Stored entries
[start]

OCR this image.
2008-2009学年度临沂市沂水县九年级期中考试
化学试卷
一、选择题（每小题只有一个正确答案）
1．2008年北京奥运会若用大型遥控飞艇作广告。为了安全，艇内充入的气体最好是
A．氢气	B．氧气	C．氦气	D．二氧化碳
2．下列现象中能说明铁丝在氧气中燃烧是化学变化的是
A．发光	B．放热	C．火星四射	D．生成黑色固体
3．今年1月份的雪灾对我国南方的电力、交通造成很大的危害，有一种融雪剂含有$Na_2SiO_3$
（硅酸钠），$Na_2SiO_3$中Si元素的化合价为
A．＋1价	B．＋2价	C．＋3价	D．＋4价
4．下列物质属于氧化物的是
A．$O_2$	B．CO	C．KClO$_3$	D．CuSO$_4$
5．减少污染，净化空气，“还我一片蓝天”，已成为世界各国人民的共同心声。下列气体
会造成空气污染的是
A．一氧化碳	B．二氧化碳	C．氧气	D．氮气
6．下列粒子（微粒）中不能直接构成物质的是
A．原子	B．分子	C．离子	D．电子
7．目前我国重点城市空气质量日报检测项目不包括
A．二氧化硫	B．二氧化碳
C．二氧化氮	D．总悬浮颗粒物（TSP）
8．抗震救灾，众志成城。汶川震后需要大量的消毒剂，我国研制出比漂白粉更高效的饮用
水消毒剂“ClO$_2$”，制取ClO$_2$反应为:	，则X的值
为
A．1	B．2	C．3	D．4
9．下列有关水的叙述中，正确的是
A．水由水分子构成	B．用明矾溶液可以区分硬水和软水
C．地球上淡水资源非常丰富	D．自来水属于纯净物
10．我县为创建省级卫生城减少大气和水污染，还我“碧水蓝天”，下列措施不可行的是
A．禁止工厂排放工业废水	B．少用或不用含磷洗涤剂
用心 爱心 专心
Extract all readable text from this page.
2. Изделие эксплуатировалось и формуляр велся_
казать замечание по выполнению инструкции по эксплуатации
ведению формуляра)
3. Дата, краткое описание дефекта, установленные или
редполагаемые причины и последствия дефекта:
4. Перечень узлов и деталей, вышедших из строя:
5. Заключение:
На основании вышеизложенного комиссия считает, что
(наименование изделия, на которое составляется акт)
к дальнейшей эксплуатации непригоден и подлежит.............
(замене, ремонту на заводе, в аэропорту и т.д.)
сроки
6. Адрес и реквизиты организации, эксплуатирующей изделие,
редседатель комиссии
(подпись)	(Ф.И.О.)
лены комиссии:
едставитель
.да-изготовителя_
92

[end]

## TASK DETAILS:
Your task is to print all of the records exactly.

## FINISHED EXERCISE:
OCR this image.
2008-2009学年度临沂市沂水县九年级期中考试
化学试卷
一、选择题（每小题只有一个正确答案）
1．2008年北京奥运会若用大型遥控飞艇作广告。为了安全，艇内充入的气体最好是
A．氢气	B．氧气	C．氦气	D．二氧化碳
2．下列现象中能说明铁丝在氧气中燃烧是化学变化的是
A．发光	B．放热	C．火星四射	D．生成黑色固体
3．今年1月份的雪灾对我国南方的电力、交通造成很大的危害，有一种融雪剂含有$Na_2SiO_3$
（硅酸钠），$Na_2SiO_3$中Si元素的化合价为
A．＋1价	B．＋2价	C．＋3价	D．＋4价
4．下列物质属于氧化物的是
A．$O_2$	B．CO	C．KClO$_3$	D．CuSO$_4$
5．减少污染，净化空气，“还我一片蓝天”，已成为世界各国人民的共同心声。下列气体
会造成空气污染的是
A．一氧化碳	B．二氧化碳	C．氧气	D．氮气
6．下列粒子（微粒）中不能直接构成物质的是
A．原子	B．分子	C．离子	D．电子
7．目前我国重点城市空气质量日报检测项目不包括
A．二氧化硫	B．二氧化碳
C．二氧化氮	D．总悬浮颗粒物（TSP）
8．抗震救灾，众志成城。汶川震后需要大量的消毒剂，我国研制出比漂白粉更高效的饮用
水消毒剂“ClO$_2$”，制取ClO$_2$反应为:	，则X的值
为
A．1	B．2	C．3	D．4
9．下列有关水的叙述中，正确的是
A．水由水分子构成	B．用明矾溶液可以区分硬水和软水
C．地球上淡水资源非常丰富	D．自来水属于纯净物
10．我县为创建省级卫生城减少大气和水污染，还我“碧水蓝天”，下列措施不可行的是
A．禁止工厂排放工业废水	B．少用或不用含磷洗涤剂
用心 爱心 专心
Extract all readable text from this page.
2. Изделие эксплуатировалось и формуляр велся_
казать замечание по выполнению инструкции по эксплуатации
ведению формуляра)
3. Дата, краткое описание дефекта, установленные или
редполагаемые причины и последствия дефекта:
4. Перечень узлов и деталей, вышедших из строя:
5. Заключение:
На основании вышеизложенного комиссия считает, что
(наименование изделия, на которое составляется акт)
к дальнейшей эксплуатации непригоден и подлежит.............
(замене, ремонту на заводе, в аэропорту и т.д.)
сроки
6. Адрес и реквизиты организации, эксплуатирующей изделие,
редседатель комиссии
(подпись)	(Ф.И.О.)
лены комиссии:
едставитель
.да-изготовителя_
92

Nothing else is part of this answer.